**ФРАГМЕНТ ТЕКСТА**
Я не мог не проникнуться к тем и другим глубоким уважением: я видел тяжелый труд земледельца по притокам и по самой Амноке, видел тяжелый и мужественный труд моряков. Я видел этот облагороженный свободным трудом взгляд и понимал и чувствовал, что при внешнем сходстве этих людей с хунхузами (грязный костюм, нечистоплотная коса, закоптелый таежный вид) разница по существу неизмеримая, такая же, как между нашим лесным бродягой и оседлым населением.

Все это, торопливо укладываясь, я растолковываю маленькому, но храброму И. А., который высказал некоторое сомнение относительно риска предстоящего путешествия.

Все готово.

– Ну-с, господа, до Порт-Артура. Помните постоянно, что вы в гостях и, следовательно, ничего требовать не можете. Хороший гость старается, напротив, сделать что-нибудь приятное хозяину.

**ДАННЫЕ**
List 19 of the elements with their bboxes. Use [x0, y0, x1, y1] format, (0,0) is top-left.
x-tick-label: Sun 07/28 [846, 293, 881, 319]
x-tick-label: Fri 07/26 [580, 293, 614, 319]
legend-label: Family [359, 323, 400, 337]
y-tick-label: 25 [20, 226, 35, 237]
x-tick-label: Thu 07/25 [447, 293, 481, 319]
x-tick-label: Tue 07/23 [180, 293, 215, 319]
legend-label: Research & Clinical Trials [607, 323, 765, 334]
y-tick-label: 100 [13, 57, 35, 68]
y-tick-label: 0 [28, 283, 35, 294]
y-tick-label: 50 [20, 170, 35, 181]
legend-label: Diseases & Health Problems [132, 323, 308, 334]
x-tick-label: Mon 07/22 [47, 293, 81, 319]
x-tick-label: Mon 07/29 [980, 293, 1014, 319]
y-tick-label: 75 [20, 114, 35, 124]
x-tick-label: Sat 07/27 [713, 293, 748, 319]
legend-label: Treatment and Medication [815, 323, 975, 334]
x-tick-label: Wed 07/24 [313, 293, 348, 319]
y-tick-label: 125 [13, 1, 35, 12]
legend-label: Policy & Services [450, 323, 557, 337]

==

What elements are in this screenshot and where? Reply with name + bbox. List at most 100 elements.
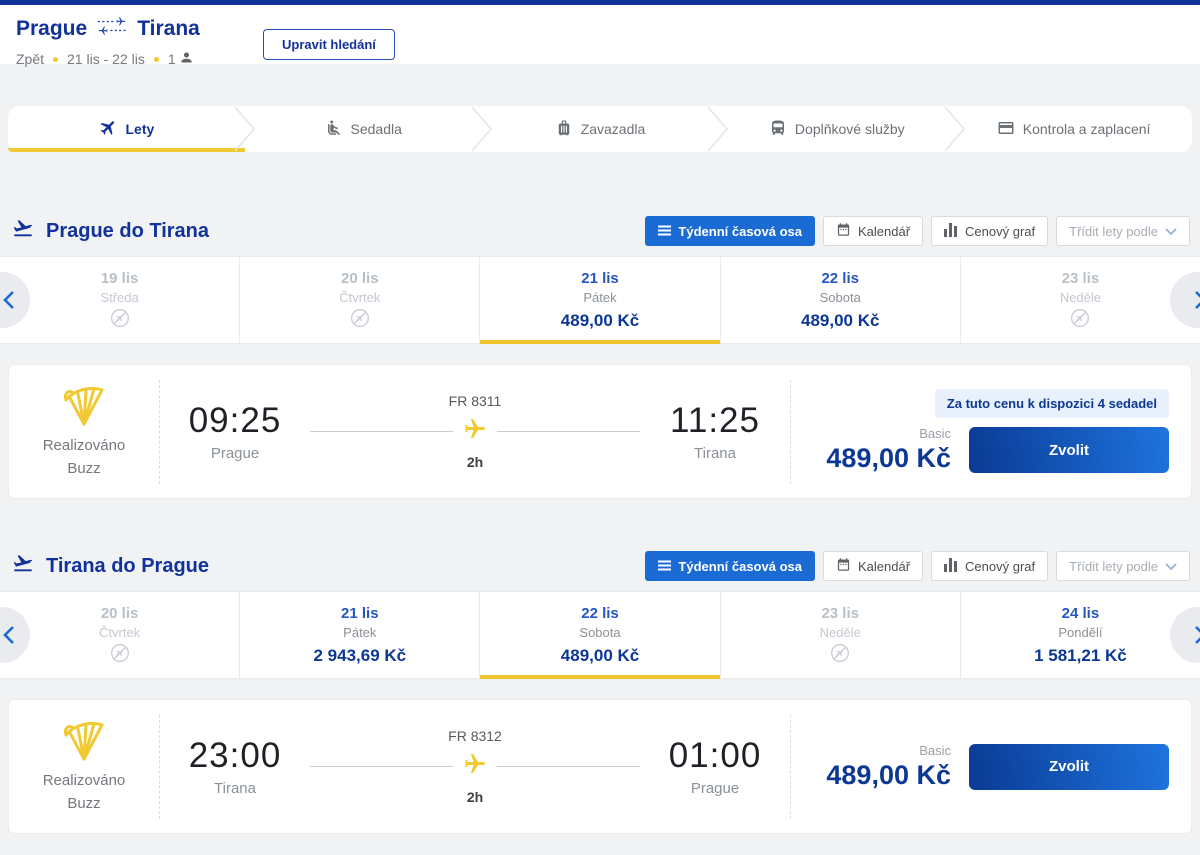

**КРАТКОЕ ЗАДАНИЕ 1**
Определите, соответствуют ли фрагменту текста утверждения (а) «во фрагменте упоминается тяжелый труд моряков», (б) «И. А. не испытывал сомнений насчет предстоящего путешествия», (в) «путь лежит до Порт-Артура». Для каждого утверждения ответьте «да» или «нет» и дословно приведите решающие слова фрагмента.
**КРАТКОЕ ЗАДАНИЕ 2**
Что, согласно фрагменту текста, старается сделать хороший гость?
**КРАТКОЕ ЗАДАНИЕ 3**
Изложите короче абзац фрагмента текста, начинающийся словами «Я не мог не проникнуться», сохранив его основные факты.

**ПОЛНЫЙ ОТВЕТ 1**
(а) Да: «видел тяжелый и мужественный труд моряков».
(б) Нет: «который высказал некоторое сомнение относительно риска предстоящего путешествия».
(в) Да: «Ну-с, господа, до Порт-Артура».

**ПОЛНЫЙ ОТВЕТ 2**
Хороший гость старается сделать что-нибудь приятное хозяину.

**ПОЛНЫЙ ОТВЕТ 3**
Рассказчик исполнен глубокого уважения к земледельцам и морякам: он видел тяжелый труд земледельцев по притокам и по самой Амноке, а также тяжелый и мужественный труд моряков. Их взгляд облагорожен свободным трудом. Внешне они похожи на хунхузов: у них грязный костюм, нечистоплотная коса и закоптелый таежный вид. Однако по существу разница между ними неизмеримая, такая же, как между лесным бродягой и оседлым населением.